### PROBLEM DETAILS
The entries below should be given again exactly, minus their pictures.

(Excerpt from a dataset)
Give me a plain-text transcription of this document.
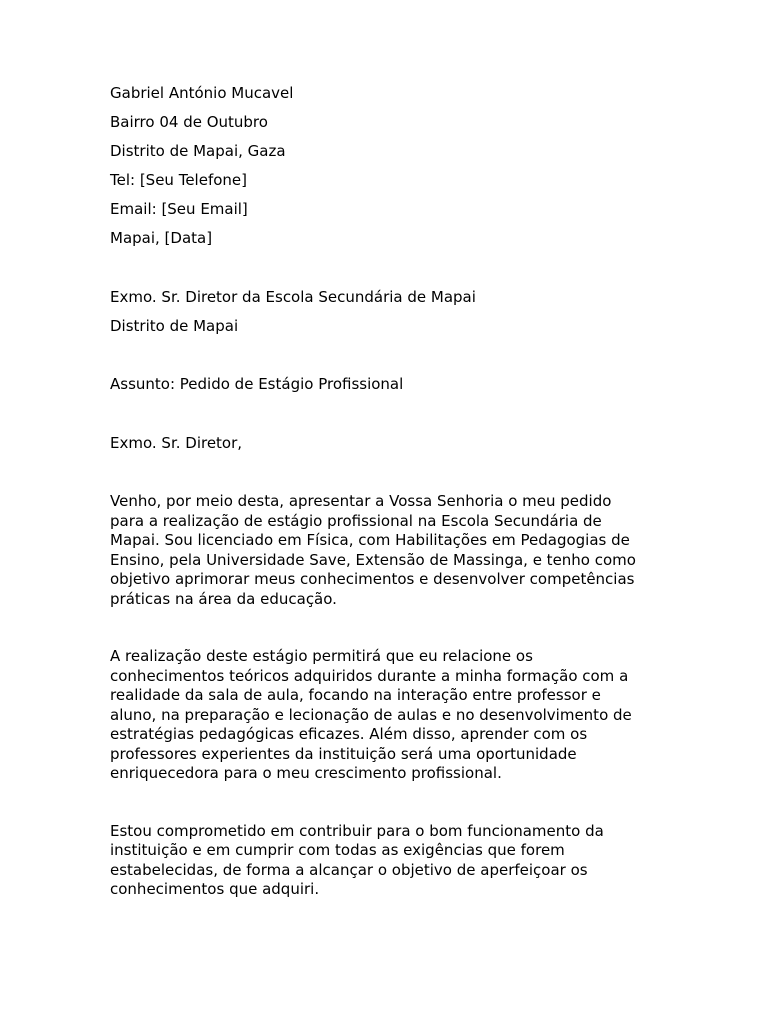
Gabriel António Mucavel
Bairro 04 de Outubro
Distrito de Mapai, Gaza
Tel: [Seu Telefone]
Email: [Seu Email]
Mapai, [Data]
Exmo. Sr. Diretor da Escola Secundária de Mapai
Distrito de Mapai
Assunto: Pedido de Estágio Profissional
Exmo. Sr. Diretor,

Venho, por meio desta, apresentar a Vossa Senhoria o meu pedido
para a realização de estágio profissional na Escola Secundária de
Mapai. Sou licenciado em Física, com Habilitações em Pedagogias de
Ensino, pela Universidade Save, Extensão de Massinga, e tenho como
objetivo aprimorar meus conhecimentos e desenvolver competências
práticas na área da educação.

A realização deste estágio permitirá que eu relacione os
conhecimentos teóricos adquiridos durante a minha formação com a
realidade da sala de aula, focando na interação entre professor e
aluno, na preparação e lecionação de aulas e no desenvolvimento de
estratégias pedagógicas eficazes. Além disso, aprender com os
professores experientes da instituição será uma oportunidade
enriquecedora para o meu crescimento profissional.

Estou comprometido em contribuir para o bom funcionamento da
instituição e em cumprir com todas as exigências que forem
estabelecidas, de forma a alcançar o objetivo de aperfeiçoar os
conhecimentos que adquiri.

### WORKED SOLUTION
Give me a plain-text transcription of this document.
Gabriel António Mucavel
Bairro 04 de Outubro
Distrito de Mapai, Gaza
Tel: [Seu Telefone]
Email: [Seu Email]
Mapai, [Data]
Exmo. Sr. Diretor da Escola Secundária de Mapai
Distrito de Mapai
Assunto: Pedido de Estágio Profissional
Exmo. Sr. Diretor,

Venho, por meio desta, apresentar a Vossa Senhoria o meu pedido
para a realização de estágio profissional na Escola Secundária de
Mapai. Sou licenciado em Física, com Habilitações em Pedagogias de
Ensino, pela Universidade Save, Extensão de Massinga, e tenho como
objetivo aprimorar meus conhecimentos e desenvolver competências
práticas na área da educação.

A realização deste estágio permitirá que eu relacione os
conhecimentos teóricos adquiridos durante a minha formação com a
realidade da sala de aula, focando na interação entre professor e
aluno, na preparação e lecionação de aulas e no desenvolvimento de
estratégias pedagógicas eficazes. Além disso, aprender com os
professores experientes da instituição será uma oportunidade
enriquecedora para o meu crescimento profissional.

Estou comprometido em contribuir para o bom funcionamento da
instituição e em cumprir com todas as exigências que forem
estabelecidas, de forma a alcançar o objetivo de aperfeiçoar os
conhecimentos que adquiri.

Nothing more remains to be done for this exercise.